» 出題 1: 記録の中から「third」という語を含む行をすべて集め、そのまま書き写すこと。

» 本文抜粋:

_ _ _ _

U.C.0094、一年戦争終結から14年、「シャアの反乱」終結から1年半。

一年戦争時、カツ、レツ、とともに戦災孤児として地球連邦軍の戦艦ホワイトベースに乗り合わせて戦場を転々としていたキッカは、コバヤシ夫妻の養子として、月面都市フォン・ブラウンで文学を学ぶ大学生になっていた。

『機動戦士ガンダム ピューリッツァー ーアムロ・レイは極光の彼方へー』2巻より(才谷ウメタロウ/大脇千尋/KADOKAWA)

シャアの反乱でMIA(Missing in action:作戦行動中行方不明)認定されたアムロ・レイの名前が半年後の戦争慰霊祭で初めて慰霊碑に刻まれることとなり、アムロの伝記が多々出版される中、キッカは世間で肥大していく「撃墜王アムロ・レイ」の虚像に強く違和感を覚えるようになった。

養母フラウが暮らす実家となった静岡に帰省したキッカは、アムロ・レイを取材し本を出版したい旨をフラウに告げる。

『機動戦士ガンダム ピューリッツァー ーアムロ・レイは極光の彼方へー』2巻より(才谷ウメタロウ/大脇千尋/KADOKAWA)

フラウはキッカにカイ・シデンの連絡先を渡し、そのカイ・シデンからはアムロ・レイが生前に関わった大量の関係者の所在と連絡先リストが送られてくる。

かくして、アムロ・レイの伝記を出版するべく、キッカの取材の旅が始まった…

という、女子大生キッカによるアムロ回顧のガンダム・スピンオフ。

宇宙世紀回顧ものでは、カイ・シデンを主人公にした、

ことぶきつかさの『一年戦争(ガンダム)』『グリプス戦役(Zガンダム)』の回想録シリーズ計4冊が比較的著名かつ出来物で、本作も正統後継と言って良いぐらい雰囲気は似てます。

本作はテーマをアムロにしぼり、関係者にインタビューしていく、というスタイル。

ja.wikipedia.org

一年戦争はなんかもう『スターウォーズ』サーガと並んで「日本で最も有名な架空戦記」ですね。

作者の「才谷ウメタロウ」先生は『コロニーの落ちた地で』のコミカライズ作家。

_ _ _ _

» 提示資料:
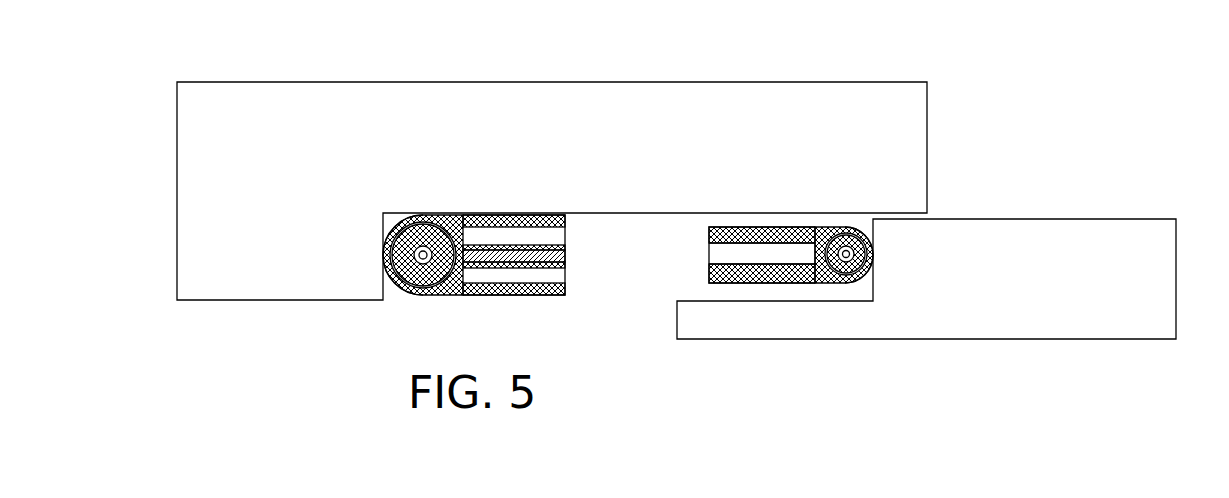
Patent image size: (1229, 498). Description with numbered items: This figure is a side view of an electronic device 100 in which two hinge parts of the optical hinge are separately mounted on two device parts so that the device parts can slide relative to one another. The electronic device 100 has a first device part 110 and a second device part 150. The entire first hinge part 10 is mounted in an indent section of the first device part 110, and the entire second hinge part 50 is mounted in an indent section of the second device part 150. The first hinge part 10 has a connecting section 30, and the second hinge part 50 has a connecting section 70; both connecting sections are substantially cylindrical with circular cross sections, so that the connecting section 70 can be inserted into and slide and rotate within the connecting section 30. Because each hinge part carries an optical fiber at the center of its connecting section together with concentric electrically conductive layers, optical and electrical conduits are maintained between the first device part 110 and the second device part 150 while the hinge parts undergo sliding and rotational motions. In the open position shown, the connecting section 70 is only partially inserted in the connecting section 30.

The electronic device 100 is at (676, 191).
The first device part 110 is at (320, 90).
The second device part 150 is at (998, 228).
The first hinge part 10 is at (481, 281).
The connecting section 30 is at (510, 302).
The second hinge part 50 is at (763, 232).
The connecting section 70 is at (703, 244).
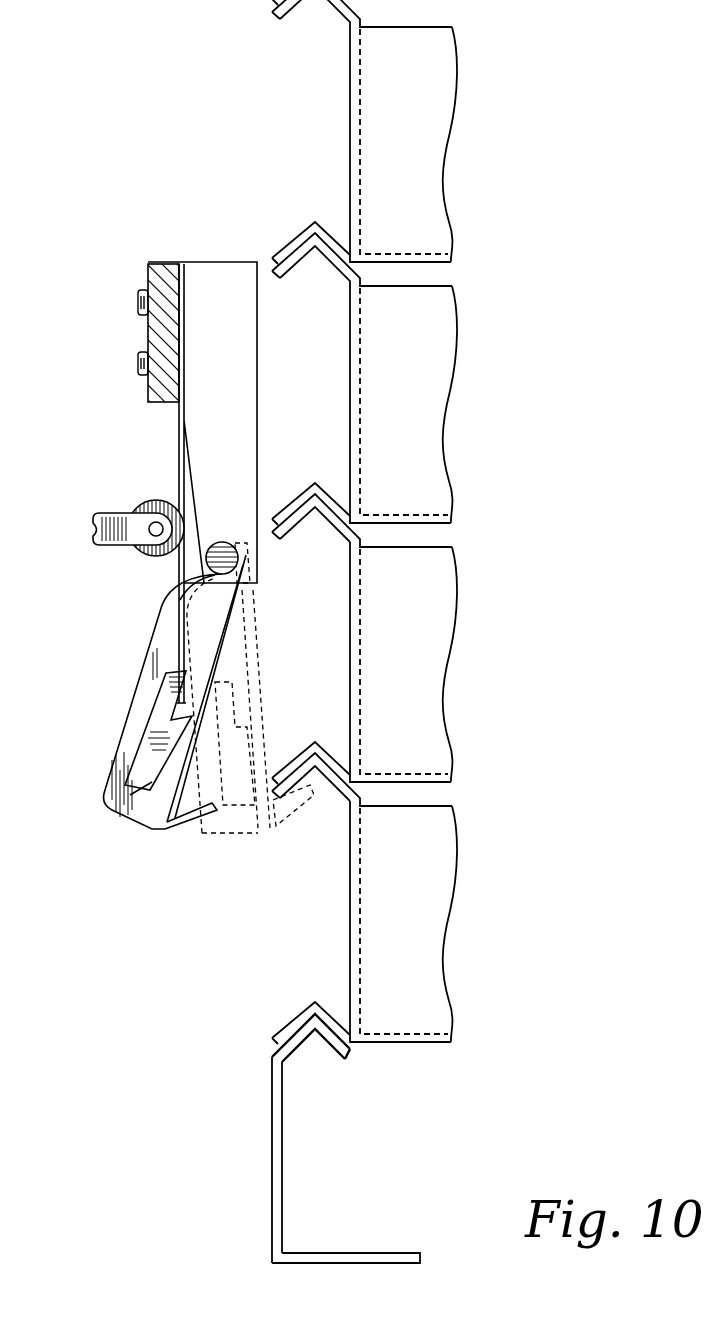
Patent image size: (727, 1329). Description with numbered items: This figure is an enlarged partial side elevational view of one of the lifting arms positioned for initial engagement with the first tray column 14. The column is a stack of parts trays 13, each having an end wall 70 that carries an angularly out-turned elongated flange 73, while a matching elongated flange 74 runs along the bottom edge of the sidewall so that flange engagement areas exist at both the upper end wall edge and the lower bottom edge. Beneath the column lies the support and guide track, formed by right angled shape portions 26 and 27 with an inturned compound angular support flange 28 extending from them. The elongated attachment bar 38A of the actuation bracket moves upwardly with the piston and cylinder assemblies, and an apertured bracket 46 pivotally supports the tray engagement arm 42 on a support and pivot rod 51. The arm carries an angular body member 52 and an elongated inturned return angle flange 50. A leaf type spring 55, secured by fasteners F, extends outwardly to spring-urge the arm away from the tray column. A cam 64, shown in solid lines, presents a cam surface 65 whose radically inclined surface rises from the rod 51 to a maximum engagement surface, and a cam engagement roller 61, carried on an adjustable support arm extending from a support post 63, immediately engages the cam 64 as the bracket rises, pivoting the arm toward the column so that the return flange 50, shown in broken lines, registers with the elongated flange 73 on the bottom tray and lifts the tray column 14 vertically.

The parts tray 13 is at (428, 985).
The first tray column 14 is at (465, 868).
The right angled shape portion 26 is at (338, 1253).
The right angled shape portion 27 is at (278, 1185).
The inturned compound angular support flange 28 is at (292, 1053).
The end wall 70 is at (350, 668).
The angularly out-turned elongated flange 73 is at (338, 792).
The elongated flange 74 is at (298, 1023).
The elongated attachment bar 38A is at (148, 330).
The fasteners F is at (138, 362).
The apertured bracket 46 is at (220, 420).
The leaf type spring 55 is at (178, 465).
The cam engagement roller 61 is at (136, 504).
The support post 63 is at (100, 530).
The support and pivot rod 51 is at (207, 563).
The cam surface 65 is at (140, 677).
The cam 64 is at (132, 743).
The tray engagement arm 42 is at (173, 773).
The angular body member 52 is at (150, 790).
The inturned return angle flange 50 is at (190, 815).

_ _ _ _

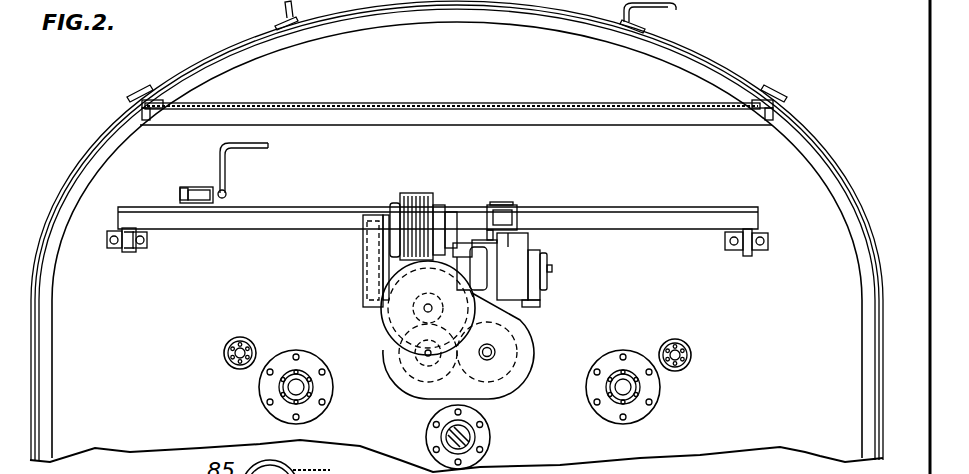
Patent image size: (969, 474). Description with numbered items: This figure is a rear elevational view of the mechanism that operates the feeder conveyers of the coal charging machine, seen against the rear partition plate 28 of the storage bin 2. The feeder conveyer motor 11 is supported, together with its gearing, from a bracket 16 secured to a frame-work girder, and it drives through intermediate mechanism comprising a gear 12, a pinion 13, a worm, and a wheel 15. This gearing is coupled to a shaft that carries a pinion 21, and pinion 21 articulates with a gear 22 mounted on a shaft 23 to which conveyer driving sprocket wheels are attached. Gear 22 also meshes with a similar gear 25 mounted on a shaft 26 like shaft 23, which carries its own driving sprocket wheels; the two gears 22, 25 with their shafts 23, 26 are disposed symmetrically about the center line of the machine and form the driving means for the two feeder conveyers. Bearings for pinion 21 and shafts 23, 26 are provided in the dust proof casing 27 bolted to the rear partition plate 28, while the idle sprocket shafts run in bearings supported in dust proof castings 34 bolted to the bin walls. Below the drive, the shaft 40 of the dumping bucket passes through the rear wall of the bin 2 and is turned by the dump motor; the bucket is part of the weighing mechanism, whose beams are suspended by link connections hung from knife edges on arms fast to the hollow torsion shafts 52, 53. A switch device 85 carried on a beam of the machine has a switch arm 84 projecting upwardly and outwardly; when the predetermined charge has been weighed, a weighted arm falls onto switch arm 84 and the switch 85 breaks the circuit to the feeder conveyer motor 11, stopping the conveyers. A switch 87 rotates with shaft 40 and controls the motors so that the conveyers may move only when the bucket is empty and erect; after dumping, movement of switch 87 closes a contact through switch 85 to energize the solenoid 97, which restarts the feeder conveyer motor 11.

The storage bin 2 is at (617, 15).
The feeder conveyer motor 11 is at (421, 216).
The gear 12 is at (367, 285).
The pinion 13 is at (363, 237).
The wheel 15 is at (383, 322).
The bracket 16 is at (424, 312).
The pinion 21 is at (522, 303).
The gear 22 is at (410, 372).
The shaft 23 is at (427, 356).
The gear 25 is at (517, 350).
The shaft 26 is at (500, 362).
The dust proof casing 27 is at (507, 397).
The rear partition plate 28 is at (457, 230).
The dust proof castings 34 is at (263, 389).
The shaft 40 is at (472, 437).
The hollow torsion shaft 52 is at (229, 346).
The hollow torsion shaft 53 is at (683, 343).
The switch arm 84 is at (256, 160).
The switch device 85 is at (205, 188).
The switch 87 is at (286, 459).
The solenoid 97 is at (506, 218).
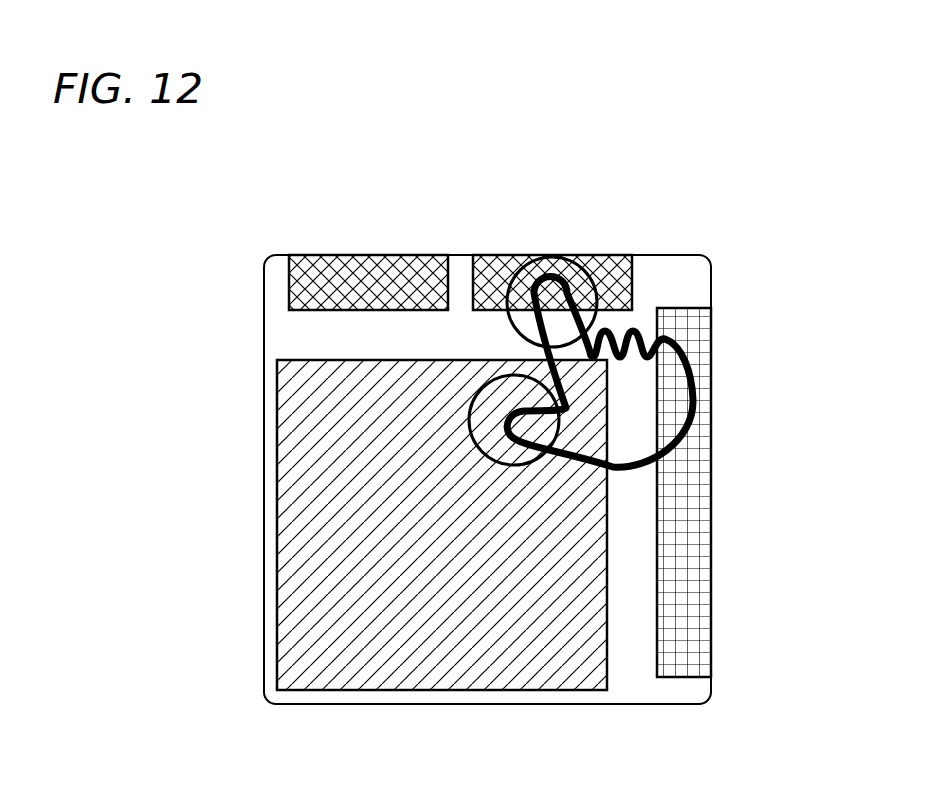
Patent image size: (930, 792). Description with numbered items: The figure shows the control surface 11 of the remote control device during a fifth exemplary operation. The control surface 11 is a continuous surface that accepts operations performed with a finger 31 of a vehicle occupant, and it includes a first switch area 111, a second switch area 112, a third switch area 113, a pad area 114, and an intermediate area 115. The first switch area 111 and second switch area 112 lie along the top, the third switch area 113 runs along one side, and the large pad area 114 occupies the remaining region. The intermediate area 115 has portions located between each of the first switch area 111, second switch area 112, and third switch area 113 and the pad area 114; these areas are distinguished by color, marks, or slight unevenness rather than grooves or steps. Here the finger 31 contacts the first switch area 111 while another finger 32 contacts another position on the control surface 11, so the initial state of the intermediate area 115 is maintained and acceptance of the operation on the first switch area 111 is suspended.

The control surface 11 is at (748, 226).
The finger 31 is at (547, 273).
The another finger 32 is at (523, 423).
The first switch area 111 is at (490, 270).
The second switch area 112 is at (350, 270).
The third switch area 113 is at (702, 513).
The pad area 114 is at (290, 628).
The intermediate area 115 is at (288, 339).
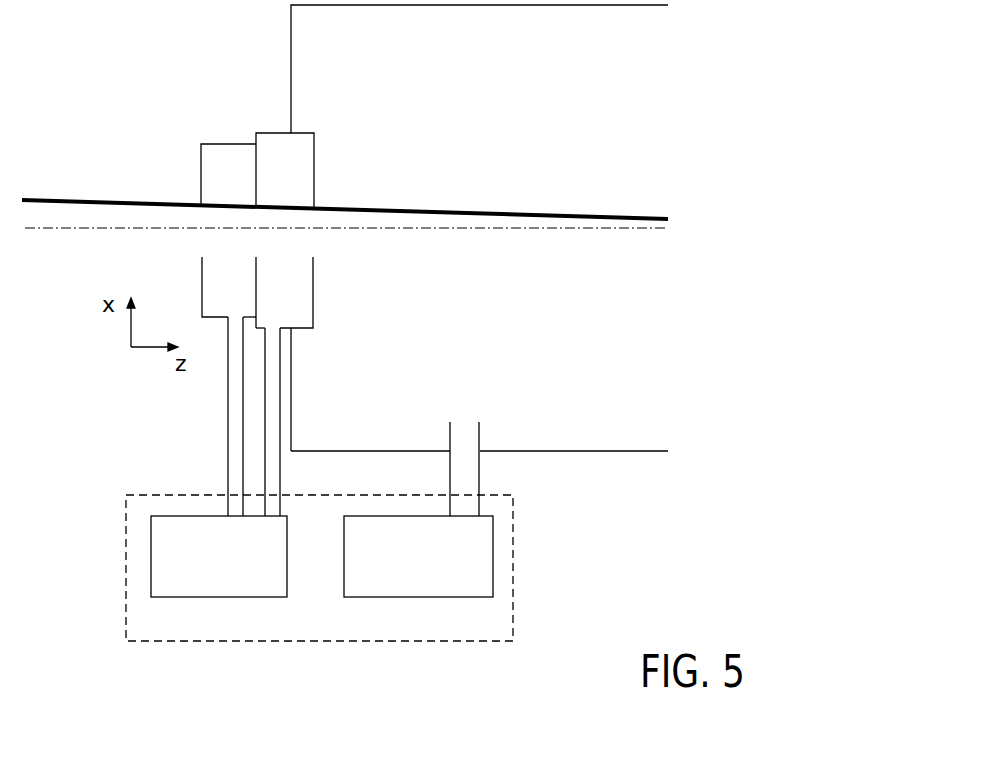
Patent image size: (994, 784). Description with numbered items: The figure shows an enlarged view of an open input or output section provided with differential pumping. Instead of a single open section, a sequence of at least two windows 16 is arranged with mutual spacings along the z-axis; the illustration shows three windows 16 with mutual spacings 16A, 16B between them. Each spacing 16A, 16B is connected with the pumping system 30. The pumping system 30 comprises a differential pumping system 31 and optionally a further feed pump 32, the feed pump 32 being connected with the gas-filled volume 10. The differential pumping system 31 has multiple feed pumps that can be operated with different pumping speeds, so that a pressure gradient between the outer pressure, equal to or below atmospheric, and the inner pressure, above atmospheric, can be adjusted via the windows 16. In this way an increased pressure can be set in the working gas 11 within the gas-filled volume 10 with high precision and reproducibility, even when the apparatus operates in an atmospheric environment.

_ _ _ _

» 出題 2: ガンダムのスピンオフ漫画を紹介する本文について、次の(a)～(c)が本文と合っているかどうかを「はい」か「いいえ」で答え、判断の根拠となる本文の語句をそのまま引用すること。(a) キッカは月面都市フォン・ブラウンで文学を学ぶ大学生になっていた。(b) アムロ・レイの関係者の所在と連絡先リストは、フラウからキッカに渡された。(c) アムロ・レイの名前は、すでに戦争慰霊祭で慰霊碑に刻まれている。

» 解答 1:
Patent image size: (930, 792). Description with numbered items: The figure shows the control surface 11 of the remote control device during a fifth exemplary operation. The control surface 11 is a continuous surface that accepts operations performed with a finger 31 of a vehicle occupant, and it includes a first switch area 111, a second switch area 112, a third switch area 113, a pad area 114, and an intermediate area 115. The first switch area 111 and second switch area 112 lie along the top, the third switch area 113 runs along one side, and the large pad area 114 occupies the remaining region. The intermediate area 115 has portions located between each of the first switch area 111, second switch area 112, and third switch area 113 and the pad area 114; these areas are distinguished by color, marks, or slight unevenness rather than grooves or steps. Here the finger 31 contacts the first switch area 111 while another finger 32 contacts another position on the control surface 11, so the initial state of the intermediate area 115 is maintained and acceptance of the operation on the first switch area 111 is suspended.
The third switch area 113 is at (702, 513).

» 解答 2:
(a) はい。「月面都市フォン・ブラウンで文学を学ぶ大学生になっていた」
(b) いいえ。「フラウはキッカにカイ・シデンの連絡先を渡し、そのカイ・シデンからはアムロ・レイが生前に関わった大量の関係者の所在と連絡先リストが送られてくる」
(c) いいえ。「半年後の戦争慰霊祭で初めて慰霊碑に刻まれることとなり」